--- Exercise description ---
Each line should be copied exactly.

--- Working data ---
□ □ □ □ □

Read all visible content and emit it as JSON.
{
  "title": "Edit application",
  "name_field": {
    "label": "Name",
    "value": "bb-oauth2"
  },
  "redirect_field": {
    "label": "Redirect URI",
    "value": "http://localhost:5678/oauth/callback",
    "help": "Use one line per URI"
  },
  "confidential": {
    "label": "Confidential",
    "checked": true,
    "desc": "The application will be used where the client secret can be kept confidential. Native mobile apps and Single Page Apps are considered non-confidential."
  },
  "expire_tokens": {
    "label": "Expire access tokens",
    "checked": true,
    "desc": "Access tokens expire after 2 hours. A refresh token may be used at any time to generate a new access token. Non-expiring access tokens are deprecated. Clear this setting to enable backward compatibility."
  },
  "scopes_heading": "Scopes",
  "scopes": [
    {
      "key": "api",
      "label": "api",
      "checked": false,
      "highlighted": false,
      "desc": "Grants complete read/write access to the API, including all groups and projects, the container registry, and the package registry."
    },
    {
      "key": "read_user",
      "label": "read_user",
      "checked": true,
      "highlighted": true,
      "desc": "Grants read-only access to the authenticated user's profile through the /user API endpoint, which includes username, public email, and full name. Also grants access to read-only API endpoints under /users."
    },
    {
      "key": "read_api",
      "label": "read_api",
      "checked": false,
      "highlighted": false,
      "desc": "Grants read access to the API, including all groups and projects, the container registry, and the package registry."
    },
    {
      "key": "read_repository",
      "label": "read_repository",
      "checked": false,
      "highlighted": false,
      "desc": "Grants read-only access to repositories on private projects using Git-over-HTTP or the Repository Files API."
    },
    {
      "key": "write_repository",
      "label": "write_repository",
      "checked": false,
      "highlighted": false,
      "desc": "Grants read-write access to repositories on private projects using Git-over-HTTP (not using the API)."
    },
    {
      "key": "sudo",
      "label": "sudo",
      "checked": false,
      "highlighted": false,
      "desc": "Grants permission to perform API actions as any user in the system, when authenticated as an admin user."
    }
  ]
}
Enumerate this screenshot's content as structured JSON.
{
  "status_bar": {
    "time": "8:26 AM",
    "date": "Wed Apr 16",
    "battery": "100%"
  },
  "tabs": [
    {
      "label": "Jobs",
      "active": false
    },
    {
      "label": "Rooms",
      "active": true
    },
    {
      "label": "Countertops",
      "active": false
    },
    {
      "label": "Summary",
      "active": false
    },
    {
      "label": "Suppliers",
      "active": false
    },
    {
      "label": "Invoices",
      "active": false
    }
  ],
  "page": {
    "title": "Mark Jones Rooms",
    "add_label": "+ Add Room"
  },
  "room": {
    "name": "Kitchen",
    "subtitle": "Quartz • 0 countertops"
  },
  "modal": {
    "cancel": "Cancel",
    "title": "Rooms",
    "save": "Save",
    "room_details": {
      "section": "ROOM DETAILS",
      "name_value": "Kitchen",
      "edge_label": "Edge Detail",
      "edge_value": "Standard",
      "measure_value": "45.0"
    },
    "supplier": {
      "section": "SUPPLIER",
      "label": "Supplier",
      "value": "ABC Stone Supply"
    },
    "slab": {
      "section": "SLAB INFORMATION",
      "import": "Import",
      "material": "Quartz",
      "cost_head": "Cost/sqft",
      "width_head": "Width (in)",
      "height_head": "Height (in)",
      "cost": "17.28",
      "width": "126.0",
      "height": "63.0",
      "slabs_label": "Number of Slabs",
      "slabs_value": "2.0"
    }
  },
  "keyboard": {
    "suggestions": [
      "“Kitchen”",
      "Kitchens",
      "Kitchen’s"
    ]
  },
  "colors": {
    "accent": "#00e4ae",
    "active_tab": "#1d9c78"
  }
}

□ □ □ □ □

--- Complete response ---
Read all visible content and emit it as JSON.
{
  "title": "Edit application",
  "name_field": {
    "label": "Name",
    "value": "bb-oauth2"
  },
  "redirect_field": {
    "label": "Redirect URI",
    "value": "http://localhost:5678/oauth/callback",
    "help": "Use one line per URI"
  },
  "confidential": {
    "label": "Confidential",
    "checked": true,
    "desc": "The application will be used where the client secret can be kept confidential. Native mobile apps and Single Page Apps are considered non-confidential."
  },
  "expire_tokens": {
    "label": "Expire access tokens",
    "checked": true,
    "desc": "Access tokens expire after 2 hours. A refresh token may be used at any time to generate a new access token. Non-expiring access tokens are deprecated. Clear this setting to enable backward compatibility."
  },
  "scopes_heading": "Scopes",
  "scopes": [
    {
      "key": "api",
      "label": "api",
      "checked": false,
      "highlighted": false,
      "desc": "Grants complete read/write access to the API, including all groups and projects, the container registry, and the package registry."
    },
    {
      "key": "read_user",
      "label": "read_user",
      "checked": true,
      "highlighted": true,
      "desc": "Grants read-only access to the authenticated user's profile through the /user API endpoint, which includes username, public email, and full name. Also grants access to read-only API endpoints under /users."
    },
    {
      "key": "read_api",
      "label": "read_api",
      "checked": false,
      "highlighted": false,
      "desc": "Grants read access to the API, including all groups and projects, the container registry, and the package registry."
    },
    {
      "key": "read_repository",
      "label": "read_repository",
      "checked": false,
      "highlighted": false,
      "desc": "Grants read-only access to repositories on private projects using Git-over-HTTP or the Repository Files API."
    },
    {
      "key": "write_repository",
      "label": "write_repository",
      "checked": false,
      "highlighted": false,
      "desc": "Grants read-write access to repositories on private projects using Git-over-HTTP (not using the API)."
    },
    {
      "key": "sudo",
      "label": "sudo",
      "checked": false,
      "highlighted": false,
      "desc": "Grants permission to perform API actions as any user in the system, when authenticated as an admin user."
    }
  ]
}
Enumerate this screenshot's content as structured JSON.
{
  "status_bar": {
    "time": "8:26 AM",
    "date": "Wed Apr 16",
    "battery": "100%"
  },
  "tabs": [
    {
      "label": "Jobs",
      "active": false
    },
    {
      "label": "Rooms",
      "active": true
    },
    {
      "label": "Countertops",
      "active": false
    },
    {
      "label": "Summary",
      "active": false
    },
    {
      "label": "Suppliers",
      "active": false
    },
    {
      "label": "Invoices",
      "active": false
    }
  ],
  "page": {
    "title": "Mark Jones Rooms",
    "add_label": "+ Add Room"
  },
  "room": {
    "name": "Kitchen",
    "subtitle": "Quartz • 0 countertops"
  },
  "modal": {
    "cancel": "Cancel",
    "title": "Rooms",
    "save": "Save",
    "room_details": {
      "section": "ROOM DETAILS",
      "name_value": "Kitchen",
      "edge_label": "Edge Detail",
      "edge_value": "Standard",
      "measure_value": "45.0"
    },
    "supplier": {
      "section": "SUPPLIER",
      "label": "Supplier",
      "value": "ABC Stone Supply"
    },
    "slab": {
      "section": "SLAB INFORMATION",
      "import": "Import",
      "material": "Quartz",
      "cost_head": "Cost/sqft",
      "width_head": "Width (in)",
      "height_head": "Height (in)",
      "cost": "17.28",
      "width": "126.0",
      "height": "63.0",
      "slabs_label": "Number of Slabs",
      "slabs_value": "2.0"
    }
  },
  "keyboard": {
    "suggestions": [
      "“Kitchen”",
      "Kitchens",
      "Kitchen’s"
    ]
  },
  "colors": {
    "accent": "#00e4ae",
    "active_tab": "#1d9c78"
  }
}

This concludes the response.